Give every line back verbatim, dropping all images.

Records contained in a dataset
>> begin
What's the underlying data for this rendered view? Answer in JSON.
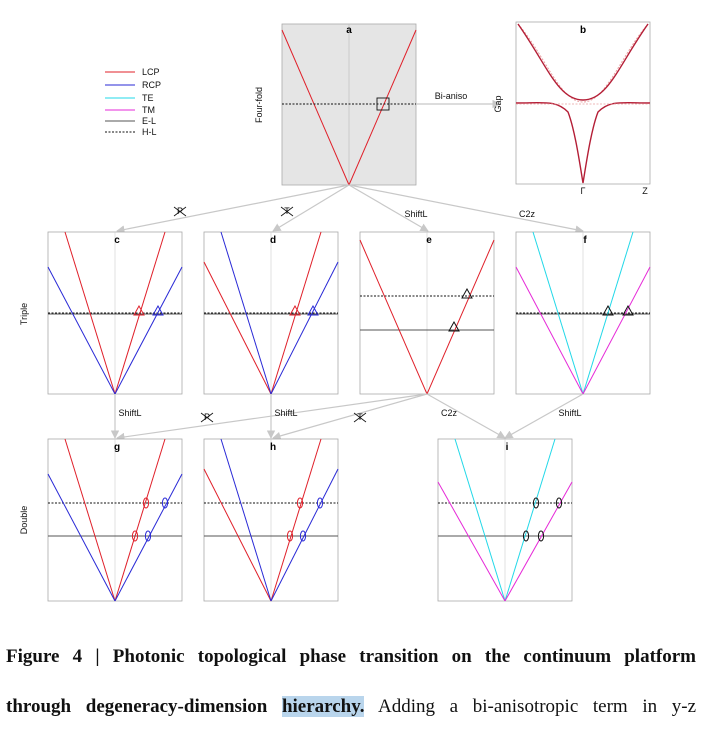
{
  "legend": [
    {
      "label": "LCP",
      "color": "#e0202a",
      "style": "solid"
    },
    {
      "label": "RCP",
      "color": "#2a2ad6",
      "style": "solid"
    },
    {
      "label": "TE",
      "color": "#22d8e8",
      "style": "solid"
    },
    {
      "label": "TM",
      "color": "#e62ad8",
      "style": "solid"
    },
    {
      "label": "E-L",
      "color": "#555555",
      "style": "solid"
    },
    {
      "label": "H-L",
      "color": "#111111",
      "style": "dashed"
    }
  ],
  "panels": {
    "a": {
      "label": "a",
      "row_label": "Four-fold"
    },
    "b": {
      "label": "b",
      "ylabel": "Gap",
      "ticks": [
        "Γ",
        "Z"
      ]
    },
    "c": {
      "label": "c"
    },
    "d": {
      "label": "d"
    },
    "e": {
      "label": "e"
    },
    "f": {
      "label": "f"
    },
    "g": {
      "label": "g"
    },
    "h": {
      "label": "h"
    },
    "i": {
      "label": "i"
    }
  },
  "row_labels": {
    "triple": "Triple",
    "double": "Double"
  },
  "arrows": {
    "a_b": "Bi-aniso",
    "a_c": "P",
    "a_d": "T",
    "a_e": "ShiftL",
    "a_f": "C2z",
    "c_g": "ShiftL",
    "e_g": "P",
    "d_h": "ShiftL",
    "e_h": "T",
    "e_i": "C2z",
    "f_i": "ShiftL"
  },
  "caption": {
    "figure_number": "Figure 4 |",
    "title_part1": "Photonic topological phase transition on the continuum platform",
    "title_part2": "through degeneracy-dimension",
    "highlight": "hierarchy.",
    "text": "Adding a bi-anisotropic term in y-z"
  }
}
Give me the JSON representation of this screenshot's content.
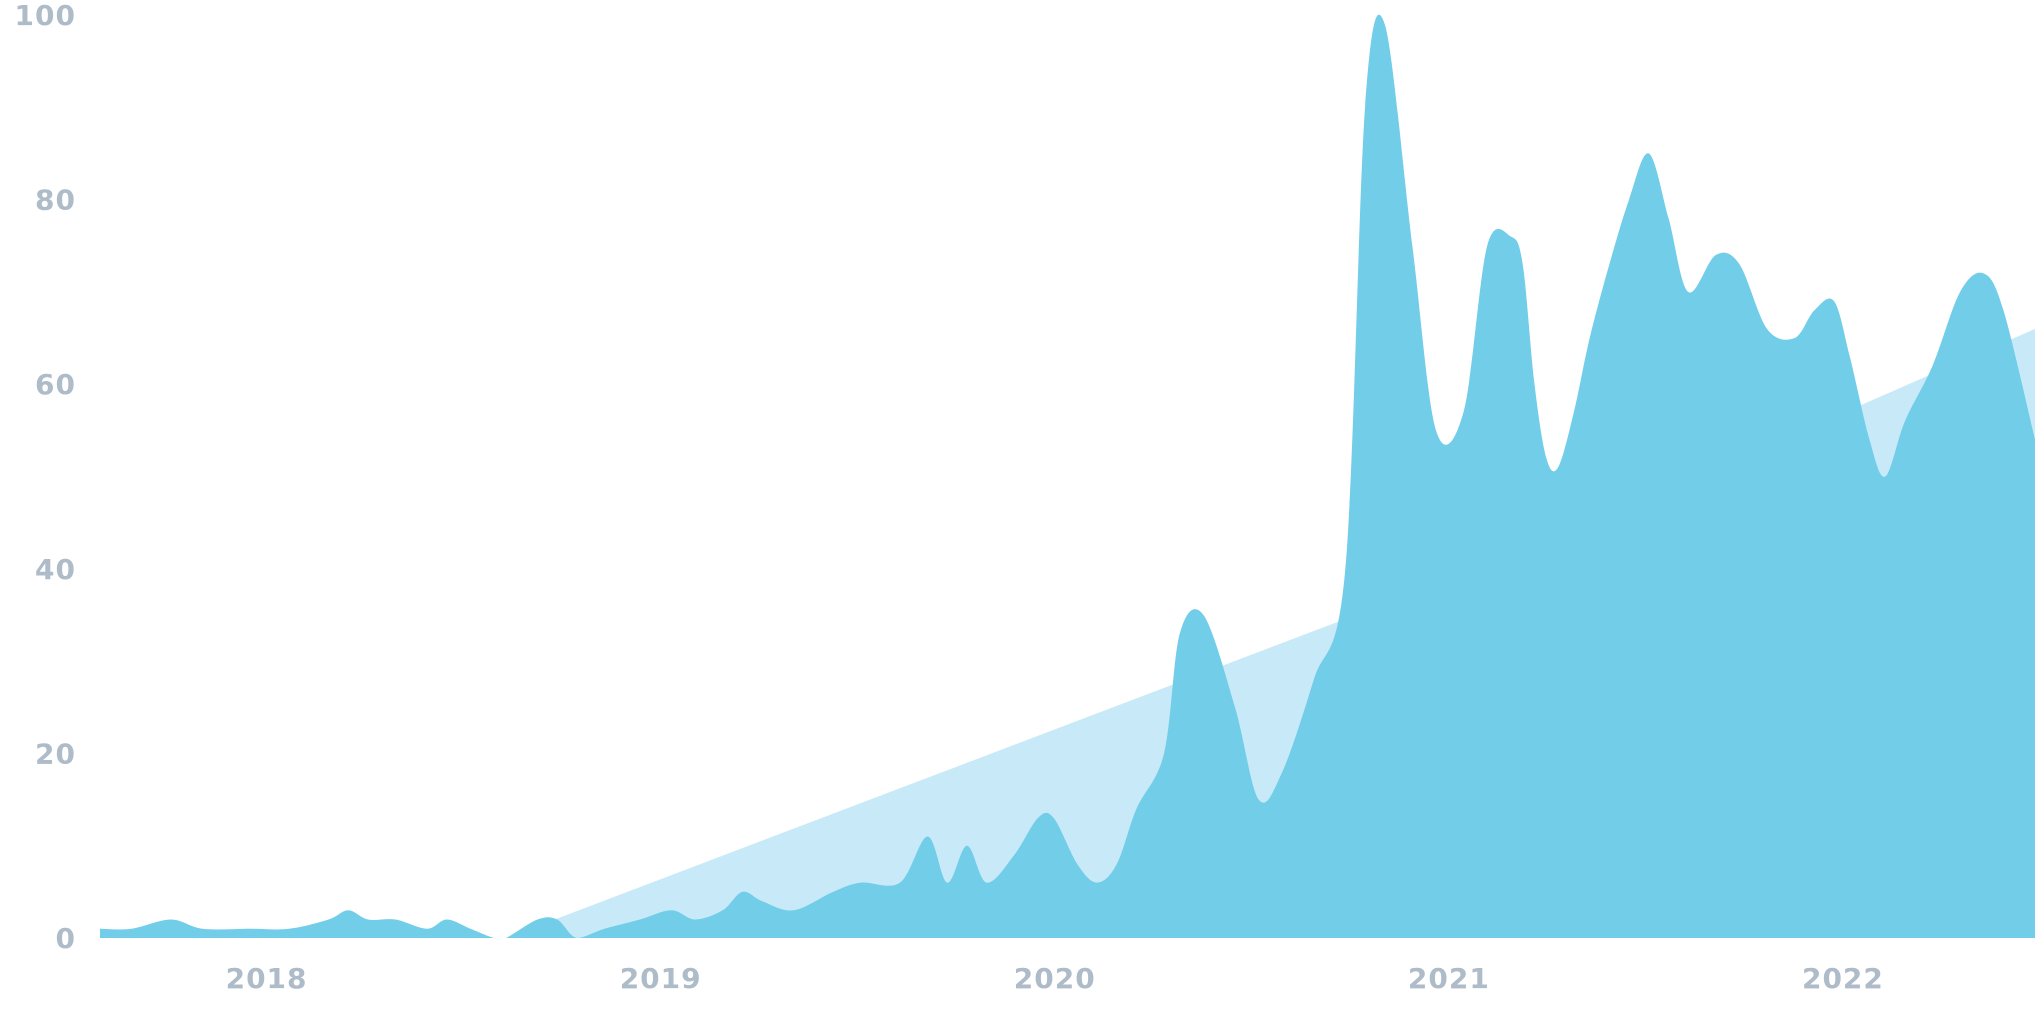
{
  "chart_data": {
    "type": "area",
    "title": "",
    "xlabel": "",
    "ylabel": "",
    "ylim": [
      0,
      100
    ],
    "yticks": [
      0,
      20,
      40,
      60,
      80,
      100
    ],
    "xticks": [
      {
        "label": "2018",
        "x": 2018.0
      },
      {
        "label": "2019",
        "x": 2019.0
      },
      {
        "label": "2020",
        "x": 2020.0
      },
      {
        "label": "2021",
        "x": 2021.0
      },
      {
        "label": "2022",
        "x": 2022.0
      }
    ],
    "grid": false,
    "legend": "none",
    "series": [
      {
        "role": "trend",
        "color": "#c8eaf8",
        "x": [
          2018.45,
          2021.1,
          2022.33
        ],
        "y": [
          0,
          43,
          66
        ]
      },
      {
        "role": "values",
        "color": "#72cde9",
        "x": [
          2017.42,
          2017.5,
          2017.6,
          2017.68,
          2017.8,
          2017.9,
          2018.0,
          2018.05,
          2018.1,
          2018.17,
          2018.25,
          2018.3,
          2018.36,
          2018.42,
          2018.45,
          2018.53,
          2018.58,
          2018.63,
          2018.7,
          2018.79,
          2018.87,
          2018.93,
          2019.0,
          2019.05,
          2019.1,
          2019.18,
          2019.28,
          2019.35,
          2019.45,
          2019.52,
          2019.57,
          2019.62,
          2019.67,
          2019.74,
          2019.8,
          2019.84,
          2019.9,
          2019.95,
          2020.0,
          2020.05,
          2020.12,
          2020.16,
          2020.22,
          2020.3,
          2020.36,
          2020.42,
          2020.5,
          2020.58,
          2020.63,
          2020.68,
          2020.75,
          2020.81,
          2020.88,
          2020.94,
          2021.0,
          2021.03,
          2021.06,
          2021.09,
          2021.12,
          2021.16,
          2021.2,
          2021.25,
          2021.3,
          2021.35,
          2021.4,
          2021.45,
          2021.52,
          2021.58,
          2021.65,
          2021.72,
          2021.77,
          2021.82,
          2021.86,
          2021.91,
          2021.95,
          2022.0,
          2022.07,
          2022.14,
          2022.2,
          2022.25,
          2022.33
        ],
        "y": [
          1,
          1,
          2,
          1,
          1,
          1,
          2,
          3,
          2,
          2,
          1,
          2,
          1,
          0,
          0,
          2,
          2,
          0,
          1,
          2,
          3,
          2,
          3,
          5,
          4,
          3,
          5,
          6,
          6,
          11,
          6,
          10,
          6,
          9,
          13,
          13,
          8,
          6,
          8,
          14,
          20,
          33,
          35,
          25,
          15,
          18,
          28,
          40,
          90,
          99,
          75,
          55,
          57,
          75,
          76,
          73,
          60,
          52,
          51,
          57,
          65,
          73,
          80,
          85,
          78,
          70,
          74,
          73,
          66,
          65,
          68,
          69,
          63,
          54,
          50,
          56,
          62,
          70,
          72,
          68,
          54
        ]
      }
    ]
  }
}
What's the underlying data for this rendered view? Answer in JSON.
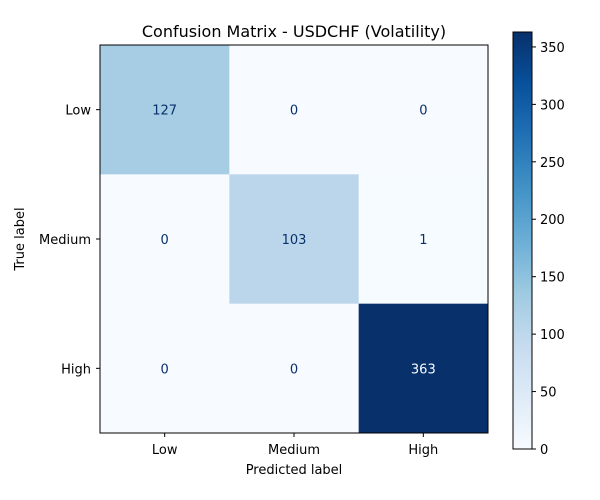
{
  "chart_data": {
    "type": "heatmap",
    "title": "Confusion Matrix - USDCHF (Volatility)",
    "xlabel": "Predicted label",
    "ylabel": "True label",
    "x_categories": [
      "Low",
      "Medium",
      "High"
    ],
    "y_categories": [
      "Low",
      "Medium",
      "High"
    ],
    "values": [
      [
        127,
        0,
        0
      ],
      [
        0,
        103,
        1
      ],
      [
        0,
        0,
        363
      ]
    ],
    "colormap": "Blues",
    "colorbar": {
      "range": [
        0,
        363
      ],
      "ticks": [
        0,
        50,
        100,
        150,
        200,
        250,
        300,
        350
      ]
    },
    "colors": {
      "cmap_low": "#f7fbff",
      "cmap_mid": "#6baed6",
      "cmap_high": "#08306b",
      "text_light": "#f7fbff",
      "text_dark": "#08306b"
    }
  }
}
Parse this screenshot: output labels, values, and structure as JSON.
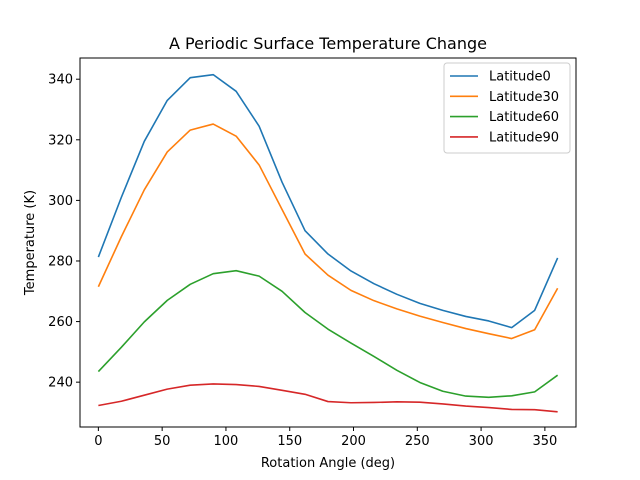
{
  "chart_data": {
    "type": "line",
    "title": "A Periodic Surface Temperature Change",
    "xlabel": "Rotation Angle (deg)",
    "ylabel": "Temperature (K)",
    "xlim": [
      -14.4,
      374.4
    ],
    "ylim": [
      225.2,
      347.0
    ],
    "xticks": [
      0,
      50,
      100,
      150,
      200,
      250,
      300,
      350
    ],
    "yticks": [
      240,
      260,
      280,
      300,
      320,
      340
    ],
    "grid": false,
    "legend_position": "top-right",
    "x": [
      0,
      18,
      36,
      54,
      72,
      90,
      108,
      126,
      144,
      162,
      180,
      198,
      216,
      234,
      252,
      270,
      288,
      306,
      324,
      342,
      360
    ],
    "series": [
      {
        "name": "Latitude0",
        "color": "#1f77b4",
        "values": [
          281.3,
          301.0,
          319.5,
          333.0,
          340.5,
          341.5,
          336.0,
          324.5,
          306.0,
          290.0,
          282.3,
          276.7,
          272.5,
          269.0,
          266.0,
          263.7,
          261.7,
          260.2,
          258.0,
          263.7,
          281.0
        ]
      },
      {
        "name": "Latitude30",
        "color": "#ff7f0e",
        "values": [
          271.5,
          288.0,
          303.5,
          316.0,
          323.2,
          325.2,
          321.2,
          311.7,
          297.0,
          282.3,
          275.3,
          270.3,
          266.9,
          264.2,
          261.8,
          259.7,
          257.7,
          256.0,
          254.4,
          257.3,
          271.0
        ]
      },
      {
        "name": "Latitude60",
        "color": "#2ca02c",
        "values": [
          243.5,
          251.5,
          259.9,
          267.0,
          272.3,
          275.8,
          276.8,
          275.0,
          270.0,
          263.0,
          257.5,
          252.9,
          248.5,
          243.9,
          239.9,
          237.0,
          235.4,
          235.0,
          235.5,
          236.8,
          242.3
        ]
      },
      {
        "name": "Latitude90",
        "color": "#d62728",
        "values": [
          232.3,
          233.7,
          235.7,
          237.7,
          239.0,
          239.4,
          239.2,
          238.6,
          237.3,
          236.0,
          233.6,
          233.2,
          233.3,
          233.5,
          233.4,
          232.8,
          232.1,
          231.6,
          231.0,
          230.9,
          230.2
        ]
      }
    ]
  }
}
>> end
### Solution to the problem
What's the underlying data for this rendered view? Answer in JSON.
{
  "legend": [
    {
      "label": "LCP",
      "color": "#e0202a",
      "style": "solid"
    },
    {
      "label": "RCP",
      "color": "#2a2ad6",
      "style": "solid"
    },
    {
      "label": "TE",
      "color": "#22d8e8",
      "style": "solid"
    },
    {
      "label": "TM",
      "color": "#e62ad8",
      "style": "solid"
    },
    {
      "label": "E-L",
      "color": "#555555",
      "style": "solid"
    },
    {
      "label": "H-L",
      "color": "#111111",
      "style": "dashed"
    }
  ],
  "panels": {
    "a": {
      "label": "a",
      "row_label": "Four-fold"
    },
    "b": {
      "label": "b",
      "ylabel": "Gap",
      "ticks": [
        "Γ",
        "Z"
      ]
    },
    "c": {
      "label": "c"
    },
    "d": {
      "label": "d"
    },
    "e": {
      "label": "e"
    },
    "f": {
      "label": "f"
    },
    "g": {
      "label": "g"
    },
    "h": {
      "label": "h"
    },
    "i": {
      "label": "i"
    }
  },
  "row_labels": {
    "triple": "Triple",
    "double": "Double"
  },
  "arrows": {
    "a_b": "Bi-aniso",
    "a_c": "P",
    "a_d": "T",
    "a_e": "ShiftL",
    "a_f": "C2z",
    "c_g": "ShiftL",
    "e_g": "P",
    "d_h": "ShiftL",
    "e_h": "T",
    "e_i": "C2z",
    "f_i": "ShiftL"
  },
  "caption": {
    "figure_number": "Figure 4 |",
    "title_part1": "Photonic topological phase transition on the continuum platform",
    "title_part2": "through degeneracy-dimension",
    "highlight": "hierarchy.",
    "text": "Adding a bi-anisotropic term in y-z"
  }
}
Give me the JSON representation of this screenshot's content.
{
  "chart_data": {
    "type": "area",
    "title": "",
    "xlabel": "",
    "ylabel": "",
    "ylim": [
      0,
      100
    ],
    "yticks": [
      0,
      20,
      40,
      60,
      80,
      100
    ],
    "xticks": [
      {
        "label": "2018",
        "x": 2018.0
      },
      {
        "label": "2019",
        "x": 2019.0
      },
      {
        "label": "2020",
        "x": 2020.0
      },
      {
        "label": "2021",
        "x": 2021.0
      },
      {
        "label": "2022",
        "x": 2022.0
      }
    ],
    "grid": false,
    "legend": "none",
    "series": [
      {
        "role": "trend",
        "color": "#c8eaf8",
        "x": [
          2018.45,
          2021.1,
          2022.33
        ],
        "y": [
          0,
          43,
          66
        ]
      },
      {
        "role": "values",
        "color": "#72cde9",
        "x": [
          2017.42,
          2017.5,
          2017.6,
          2017.68,
          2017.8,
          2017.9,
          2018.0,
          2018.05,
          2018.1,
          2018.17,
          2018.25,
          2018.3,
          2018.36,
          2018.42,
          2018.45,
          2018.53,
          2018.58,
          2018.63,
          2018.7,
          2018.79,
          2018.87,
          2018.93,
          2019.0,
          2019.05,
          2019.1,
          2019.18,
          2019.28,
          2019.35,
          2019.45,
          2019.52,
          2019.57,
          2019.62,
          2019.67,
          2019.74,
          2019.8,
          2019.84,
          2019.9,
          2019.95,
          2020.0,
          2020.05,
          2020.12,
          2020.16,
          2020.22,
          2020.3,
          2020.36,
          2020.42,
          2020.5,
          2020.58,
          2020.63,
          2020.68,
          2020.75,
          2020.81,
          2020.88,
          2020.94,
          2021.0,
          2021.03,
          2021.06,
          2021.09,
          2021.12,
          2021.16,
          2021.2,
          2021.25,
          2021.3,
          2021.35,
          2021.4,
          2021.45,
          2021.52,
          2021.58,
          2021.65,
          2021.72,
          2021.77,
          2021.82,
          2021.86,
          2021.91,
          2021.95,
          2022.0,
          2022.07,
          2022.14,
          2022.2,
          2022.25,
          2022.33
        ],
        "y": [
          1,
          1,
          2,
          1,
          1,
          1,
          2,
          3,
          2,
          2,
          1,
          2,
          1,
          0,
          0,
          2,
          2,
          0,
          1,
          2,
          3,
          2,
          3,
          5,
          4,
          3,
          5,
          6,
          6,
          11,
          6,
          10,
          6,
          9,
          13,
          13,
          8,
          6,
          8,
          14,
          20,
          33,
          35,
          25,
          15,
          18,
          28,
          40,
          90,
          99,
          75,
          55,
          57,
          75,
          76,
          73,
          60,
          52,
          51,
          57,
          65,
          73,
          80,
          85,
          78,
          70,
          74,
          73,
          66,
          65,
          68,
          69,
          63,
          54,
          50,
          56,
          62,
          70,
          72,
          68,
          54
        ]
      }
    ]
  }
}
What's the underlying data for this rendered view? Answer in JSON.
{
  "chart_data": {
    "type": "heatmap",
    "title": "Confusion Matrix - USDCHF (Volatility)",
    "xlabel": "Predicted label",
    "ylabel": "True label",
    "x_categories": [
      "Low",
      "Medium",
      "High"
    ],
    "y_categories": [
      "Low",
      "Medium",
      "High"
    ],
    "values": [
      [
        127,
        0,
        0
      ],
      [
        0,
        103,
        1
      ],
      [
        0,
        0,
        363
      ]
    ],
    "colormap": "Blues",
    "colorbar": {
      "range": [
        0,
        363
      ],
      "ticks": [
        0,
        50,
        100,
        150,
        200,
        250,
        300,
        350
      ]
    },
    "colors": {
      "cmap_low": "#f7fbff",
      "cmap_mid": "#6baed6",
      "cmap_high": "#08306b",
      "text_light": "#f7fbff",
      "text_dark": "#08306b"
    }
  }
}
Parse this screenshot: output labels, values, and structure as JSON.
{
  "chart_data": {
    "type": "line",
    "title": "A Periodic Surface Temperature Change",
    "xlabel": "Rotation Angle (deg)",
    "ylabel": "Temperature (K)",
    "xlim": [
      -14.4,
      374.4
    ],
    "ylim": [
      225.2,
      347.0
    ],
    "xticks": [
      0,
      50,
      100,
      150,
      200,
      250,
      300,
      350
    ],
    "yticks": [
      240,
      260,
      280,
      300,
      320,
      340
    ],
    "grid": false,
    "legend_position": "top-right",
    "x": [
      0,
      18,
      36,
      54,
      72,
      90,
      108,
      126,
      144,
      162,
      180,
      198,
      216,
      234,
      252,
      270,
      288,
      306,
      324,
      342,
      360
    ],
    "series": [
      {
        "name": "Latitude0",
        "color": "#1f77b4",
        "values": [
          281.3,
          301.0,
          319.5,
          333.0,
          340.5,
          341.5,
          336.0,
          324.5,
          306.0,
          290.0,
          282.3,
          276.7,
          272.5,
          269.0,
          266.0,
          263.7,
          261.7,
          260.2,
          258.0,
          263.7,
          281.0
        ]
      },
      {
        "name": "Latitude30",
        "color": "#ff7f0e",
        "values": [
          271.5,
          288.0,
          303.5,
          316.0,
          323.2,
          325.2,
          321.2,
          311.7,
          297.0,
          282.3,
          275.3,
          270.3,
          266.9,
          264.2,
          261.8,
          259.7,
          257.7,
          256.0,
          254.4,
          257.3,
          271.0
        ]
      },
      {
        "name": "Latitude60",
        "color": "#2ca02c",
        "values": [
          243.5,
          251.5,
          259.9,
          267.0,
          272.3,
          275.8,
          276.8,
          275.0,
          270.0,
          263.0,
          257.5,
          252.9,
          248.5,
          243.9,
          239.9,
          237.0,
          235.4,
          235.0,
          235.5,
          236.8,
          242.3
        ]
      },
      {
        "name": "Latitude90",
        "color": "#d62728",
        "values": [
          232.3,
          233.7,
          235.7,
          237.7,
          239.0,
          239.4,
          239.2,
          238.6,
          237.3,
          236.0,
          233.6,
          233.2,
          233.3,
          233.5,
          233.4,
          232.8,
          232.1,
          231.6,
          231.0,
          230.9,
          230.2
        ]
      }
    ]
  }
}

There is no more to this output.